Materials provided:
◆ ◆ ◆ ◆ ◆ ◆ ◆

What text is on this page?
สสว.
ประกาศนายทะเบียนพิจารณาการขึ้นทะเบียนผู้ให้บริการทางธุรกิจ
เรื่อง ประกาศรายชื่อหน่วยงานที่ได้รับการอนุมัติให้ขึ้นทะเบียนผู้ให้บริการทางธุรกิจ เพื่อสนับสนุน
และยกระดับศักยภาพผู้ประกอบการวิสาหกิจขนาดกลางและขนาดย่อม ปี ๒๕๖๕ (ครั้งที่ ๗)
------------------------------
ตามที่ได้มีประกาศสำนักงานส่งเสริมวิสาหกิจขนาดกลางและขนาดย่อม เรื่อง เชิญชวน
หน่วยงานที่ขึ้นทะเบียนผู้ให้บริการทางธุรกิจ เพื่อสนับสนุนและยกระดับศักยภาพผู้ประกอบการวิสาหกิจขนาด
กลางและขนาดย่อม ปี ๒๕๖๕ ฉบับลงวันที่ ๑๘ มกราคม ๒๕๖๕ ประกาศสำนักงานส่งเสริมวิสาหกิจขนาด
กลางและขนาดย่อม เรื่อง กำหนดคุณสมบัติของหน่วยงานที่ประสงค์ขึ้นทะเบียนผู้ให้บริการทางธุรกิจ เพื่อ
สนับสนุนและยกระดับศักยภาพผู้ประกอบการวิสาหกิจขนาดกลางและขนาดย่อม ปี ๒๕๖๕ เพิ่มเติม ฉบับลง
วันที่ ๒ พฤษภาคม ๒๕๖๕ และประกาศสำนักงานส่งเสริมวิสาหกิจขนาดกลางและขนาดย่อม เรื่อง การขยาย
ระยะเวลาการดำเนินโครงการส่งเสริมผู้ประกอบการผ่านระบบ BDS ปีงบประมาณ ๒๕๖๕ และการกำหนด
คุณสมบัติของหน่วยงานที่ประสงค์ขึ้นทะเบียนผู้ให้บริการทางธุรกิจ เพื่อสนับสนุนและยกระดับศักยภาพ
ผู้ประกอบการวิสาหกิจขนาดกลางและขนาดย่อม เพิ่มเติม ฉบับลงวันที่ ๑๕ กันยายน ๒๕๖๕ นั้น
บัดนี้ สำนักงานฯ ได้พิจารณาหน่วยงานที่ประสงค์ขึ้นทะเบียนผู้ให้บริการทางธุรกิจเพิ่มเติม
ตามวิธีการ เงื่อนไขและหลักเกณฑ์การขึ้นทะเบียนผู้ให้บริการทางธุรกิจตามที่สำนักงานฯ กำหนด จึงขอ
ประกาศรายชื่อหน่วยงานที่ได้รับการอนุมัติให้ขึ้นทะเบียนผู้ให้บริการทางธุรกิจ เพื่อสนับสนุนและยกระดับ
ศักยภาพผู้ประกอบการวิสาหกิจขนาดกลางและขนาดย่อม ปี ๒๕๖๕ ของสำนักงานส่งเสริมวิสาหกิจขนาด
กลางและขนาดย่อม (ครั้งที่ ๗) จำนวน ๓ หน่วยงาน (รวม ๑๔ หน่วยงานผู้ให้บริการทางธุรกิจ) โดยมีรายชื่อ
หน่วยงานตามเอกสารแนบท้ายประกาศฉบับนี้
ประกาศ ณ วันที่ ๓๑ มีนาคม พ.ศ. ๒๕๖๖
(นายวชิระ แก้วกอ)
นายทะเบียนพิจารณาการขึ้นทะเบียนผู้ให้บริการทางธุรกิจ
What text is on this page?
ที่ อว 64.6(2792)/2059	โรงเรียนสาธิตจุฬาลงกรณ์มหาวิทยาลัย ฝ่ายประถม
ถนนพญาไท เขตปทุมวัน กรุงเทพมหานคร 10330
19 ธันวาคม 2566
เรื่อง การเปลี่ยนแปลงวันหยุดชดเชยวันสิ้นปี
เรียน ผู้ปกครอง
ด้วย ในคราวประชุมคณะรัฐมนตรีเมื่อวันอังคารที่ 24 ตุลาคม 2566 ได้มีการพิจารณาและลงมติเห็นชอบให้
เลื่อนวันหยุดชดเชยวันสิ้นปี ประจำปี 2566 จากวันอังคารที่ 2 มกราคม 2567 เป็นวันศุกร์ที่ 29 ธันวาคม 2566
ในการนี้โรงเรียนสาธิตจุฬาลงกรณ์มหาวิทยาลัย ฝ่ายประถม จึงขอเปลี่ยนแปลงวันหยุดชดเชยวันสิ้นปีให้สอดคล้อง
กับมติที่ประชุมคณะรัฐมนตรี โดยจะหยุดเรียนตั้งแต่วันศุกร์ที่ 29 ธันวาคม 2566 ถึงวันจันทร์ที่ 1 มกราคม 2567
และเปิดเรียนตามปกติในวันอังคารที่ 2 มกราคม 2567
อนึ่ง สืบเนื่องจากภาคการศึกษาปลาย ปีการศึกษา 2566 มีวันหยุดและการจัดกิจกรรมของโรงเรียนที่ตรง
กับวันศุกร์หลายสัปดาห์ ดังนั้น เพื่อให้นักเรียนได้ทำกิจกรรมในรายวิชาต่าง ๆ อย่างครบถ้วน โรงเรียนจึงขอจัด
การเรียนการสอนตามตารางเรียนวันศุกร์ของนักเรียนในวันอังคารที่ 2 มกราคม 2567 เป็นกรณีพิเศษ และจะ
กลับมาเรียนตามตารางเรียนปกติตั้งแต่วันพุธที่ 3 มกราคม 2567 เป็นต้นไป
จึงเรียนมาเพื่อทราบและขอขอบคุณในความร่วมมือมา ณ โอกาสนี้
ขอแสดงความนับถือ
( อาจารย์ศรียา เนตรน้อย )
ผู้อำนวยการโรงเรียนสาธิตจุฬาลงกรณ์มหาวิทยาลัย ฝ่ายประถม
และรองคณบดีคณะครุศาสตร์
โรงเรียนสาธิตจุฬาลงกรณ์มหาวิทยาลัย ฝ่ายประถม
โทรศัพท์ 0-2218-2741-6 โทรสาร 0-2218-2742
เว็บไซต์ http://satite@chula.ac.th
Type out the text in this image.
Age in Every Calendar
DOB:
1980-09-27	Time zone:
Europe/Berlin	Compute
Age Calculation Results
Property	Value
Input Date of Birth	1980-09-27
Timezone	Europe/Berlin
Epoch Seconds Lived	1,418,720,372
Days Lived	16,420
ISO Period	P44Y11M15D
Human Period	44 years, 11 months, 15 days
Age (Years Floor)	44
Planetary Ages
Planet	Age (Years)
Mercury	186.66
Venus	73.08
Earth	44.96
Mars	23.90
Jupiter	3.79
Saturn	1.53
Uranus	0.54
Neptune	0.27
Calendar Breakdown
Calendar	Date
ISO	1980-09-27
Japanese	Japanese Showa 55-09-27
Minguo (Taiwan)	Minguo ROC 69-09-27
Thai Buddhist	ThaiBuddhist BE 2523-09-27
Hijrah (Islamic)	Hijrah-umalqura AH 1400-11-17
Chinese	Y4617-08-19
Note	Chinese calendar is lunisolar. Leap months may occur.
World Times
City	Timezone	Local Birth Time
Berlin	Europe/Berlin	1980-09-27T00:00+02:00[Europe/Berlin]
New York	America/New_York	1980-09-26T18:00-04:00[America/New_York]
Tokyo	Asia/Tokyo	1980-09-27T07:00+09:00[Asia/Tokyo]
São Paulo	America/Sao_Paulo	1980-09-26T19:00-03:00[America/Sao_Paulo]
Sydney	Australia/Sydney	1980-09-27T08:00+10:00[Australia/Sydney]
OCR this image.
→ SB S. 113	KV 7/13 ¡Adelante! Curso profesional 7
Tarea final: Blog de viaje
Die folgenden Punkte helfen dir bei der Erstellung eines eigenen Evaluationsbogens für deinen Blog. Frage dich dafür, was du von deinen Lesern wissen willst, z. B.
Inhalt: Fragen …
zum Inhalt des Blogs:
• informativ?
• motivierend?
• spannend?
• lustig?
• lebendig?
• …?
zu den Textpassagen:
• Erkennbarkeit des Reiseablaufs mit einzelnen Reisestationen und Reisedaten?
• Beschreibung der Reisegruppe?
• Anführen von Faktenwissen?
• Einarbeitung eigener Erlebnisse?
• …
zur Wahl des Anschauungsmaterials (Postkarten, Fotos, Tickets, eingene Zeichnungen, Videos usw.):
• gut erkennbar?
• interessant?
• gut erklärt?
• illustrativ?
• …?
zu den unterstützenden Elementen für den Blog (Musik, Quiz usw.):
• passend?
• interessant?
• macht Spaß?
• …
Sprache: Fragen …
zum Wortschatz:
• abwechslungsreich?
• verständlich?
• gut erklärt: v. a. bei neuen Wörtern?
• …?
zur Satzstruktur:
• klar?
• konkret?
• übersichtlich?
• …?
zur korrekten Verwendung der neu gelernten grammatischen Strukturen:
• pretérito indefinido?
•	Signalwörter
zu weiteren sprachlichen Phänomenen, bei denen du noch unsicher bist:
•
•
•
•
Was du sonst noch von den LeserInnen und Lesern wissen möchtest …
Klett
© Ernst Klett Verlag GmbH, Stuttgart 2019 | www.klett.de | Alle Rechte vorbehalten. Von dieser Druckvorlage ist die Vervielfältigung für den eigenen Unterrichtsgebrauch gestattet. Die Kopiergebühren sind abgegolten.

◆ ◆ ◆ ◆ ◆ ◆ ◆

What you should do:
Everything from the line containing "OCR this image." to the end of the data above should be quoted exactly, please, both ends included, and nothing outside that span.

Task output:
OCR this image.
→ SB S. 113	KV 7/13 ¡Adelante! Curso profesional 7
Tarea final: Blog de viaje
Die folgenden Punkte helfen dir bei der Erstellung eines eigenen Evaluationsbogens für deinen Blog. Frage dich dafür, was du von deinen Lesern wissen willst, z. B.
Inhalt: Fragen …
zum Inhalt des Blogs:
• informativ?
• motivierend?
• spannend?
• lustig?
• lebendig?
• …?
zu den Textpassagen:
• Erkennbarkeit des Reiseablaufs mit einzelnen Reisestationen und Reisedaten?
• Beschreibung der Reisegruppe?
• Anführen von Faktenwissen?
• Einarbeitung eigener Erlebnisse?
• …
zur Wahl des Anschauungsmaterials (Postkarten, Fotos, Tickets, eingene Zeichnungen, Videos usw.):
• gut erkennbar?
• interessant?
• gut erklärt?
• illustrativ?
• …?
zu den unterstützenden Elementen für den Blog (Musik, Quiz usw.):
• passend?
• interessant?
• macht Spaß?
• …
Sprache: Fragen …
zum Wortschatz:
• abwechslungsreich?
• verständlich?
• gut erklärt: v. a. bei neuen Wörtern?
• …?
zur Satzstruktur:
• klar?
• konkret?
• übersichtlich?
• …?
zur korrekten Verwendung der neu gelernten grammatischen Strukturen:
• pretérito indefinido?
•	Signalwörter
zu weiteren sprachlichen Phänomenen, bei denen du noch unsicher bist:
•
•
•
•
Was du sonst noch von den LeserInnen und Lesern wissen möchtest …
Klett
© Ernst Klett Verlag GmbH, Stuttgart 2019 | www.klett.de | Alle Rechte vorbehalten. Von dieser Druckvorlage ist die Vervielfältigung für den eigenen Unterrichtsgebrauch gestattet. Die Kopiergebühren sind abgegolten.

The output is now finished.